Collected data entries
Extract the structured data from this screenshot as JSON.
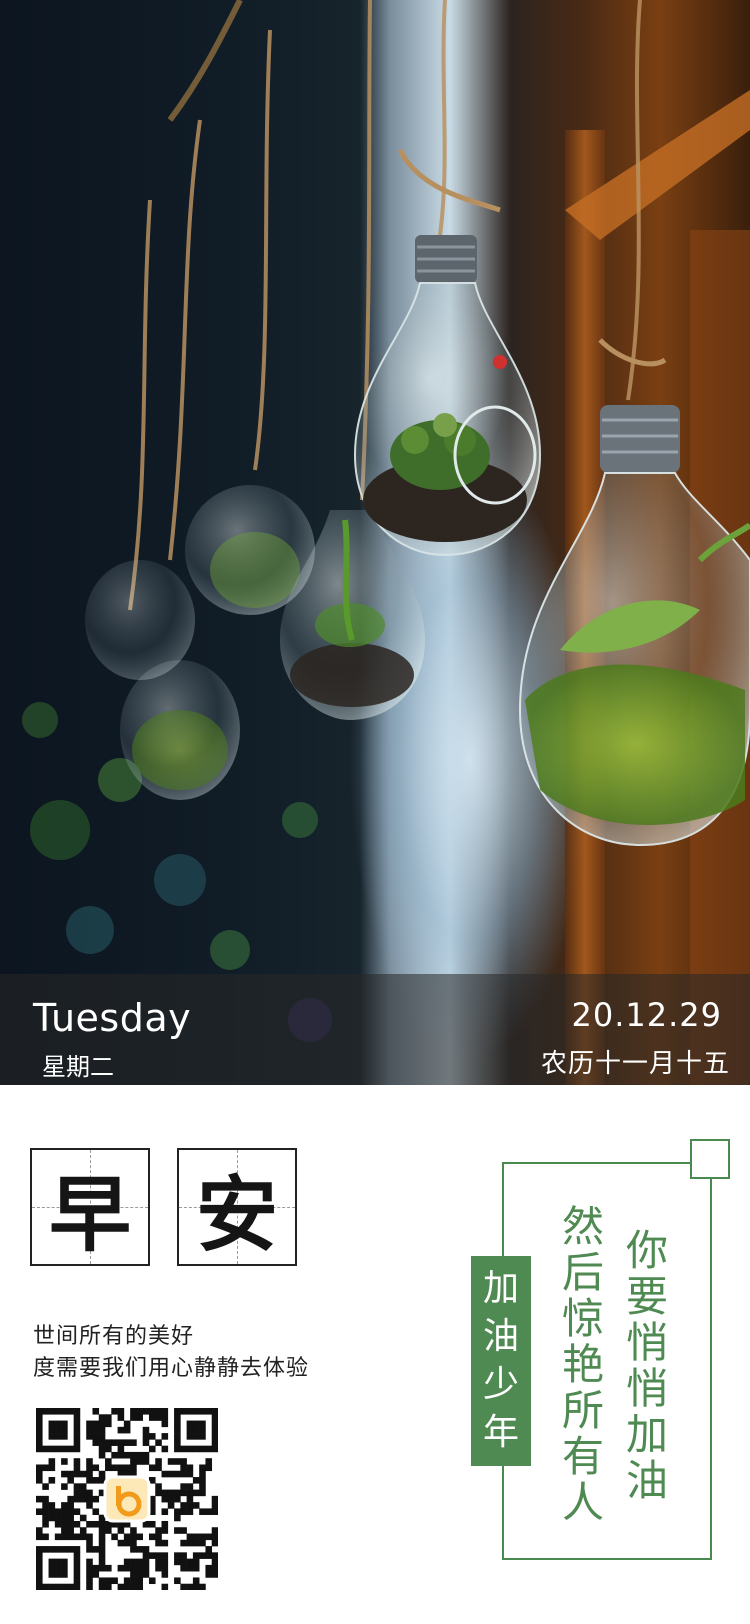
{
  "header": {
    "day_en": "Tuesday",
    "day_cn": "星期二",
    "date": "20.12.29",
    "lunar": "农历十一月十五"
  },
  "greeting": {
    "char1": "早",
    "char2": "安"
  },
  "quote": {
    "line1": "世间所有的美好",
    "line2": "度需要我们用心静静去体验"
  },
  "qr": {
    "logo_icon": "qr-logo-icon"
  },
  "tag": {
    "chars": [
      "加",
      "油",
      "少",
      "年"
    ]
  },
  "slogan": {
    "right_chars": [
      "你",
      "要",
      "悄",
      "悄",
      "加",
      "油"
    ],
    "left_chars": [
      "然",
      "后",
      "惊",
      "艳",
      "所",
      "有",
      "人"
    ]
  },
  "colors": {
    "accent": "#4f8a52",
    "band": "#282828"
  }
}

---

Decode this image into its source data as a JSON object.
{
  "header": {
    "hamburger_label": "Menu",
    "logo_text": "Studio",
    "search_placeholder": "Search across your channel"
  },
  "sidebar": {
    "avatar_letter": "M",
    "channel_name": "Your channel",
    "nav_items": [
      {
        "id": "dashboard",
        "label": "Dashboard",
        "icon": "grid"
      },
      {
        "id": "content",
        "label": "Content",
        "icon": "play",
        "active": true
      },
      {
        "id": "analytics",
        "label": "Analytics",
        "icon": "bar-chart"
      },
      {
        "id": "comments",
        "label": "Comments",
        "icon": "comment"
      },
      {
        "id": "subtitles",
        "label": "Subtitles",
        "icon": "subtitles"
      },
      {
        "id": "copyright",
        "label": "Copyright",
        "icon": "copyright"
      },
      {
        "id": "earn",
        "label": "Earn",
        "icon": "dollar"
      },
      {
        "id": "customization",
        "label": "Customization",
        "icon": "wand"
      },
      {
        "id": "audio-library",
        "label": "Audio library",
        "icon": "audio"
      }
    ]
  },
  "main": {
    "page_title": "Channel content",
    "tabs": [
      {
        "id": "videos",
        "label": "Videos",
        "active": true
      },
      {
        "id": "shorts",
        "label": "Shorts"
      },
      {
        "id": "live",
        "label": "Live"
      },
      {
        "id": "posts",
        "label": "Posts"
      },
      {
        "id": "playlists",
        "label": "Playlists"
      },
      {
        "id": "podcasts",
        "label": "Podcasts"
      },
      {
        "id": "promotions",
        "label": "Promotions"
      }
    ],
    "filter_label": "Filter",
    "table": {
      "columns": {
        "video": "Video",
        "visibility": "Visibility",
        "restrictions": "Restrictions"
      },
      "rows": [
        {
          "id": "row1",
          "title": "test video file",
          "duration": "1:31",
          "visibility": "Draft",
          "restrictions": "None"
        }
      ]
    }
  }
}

GIVEN REQUEST:
Check each line above for the string "JSON" and show the ones that have it.

SOLUTION TO THIS PROBLEM:
Extract the structured data from this screenshot as JSON.
Decode this image into its source data as a JSON object.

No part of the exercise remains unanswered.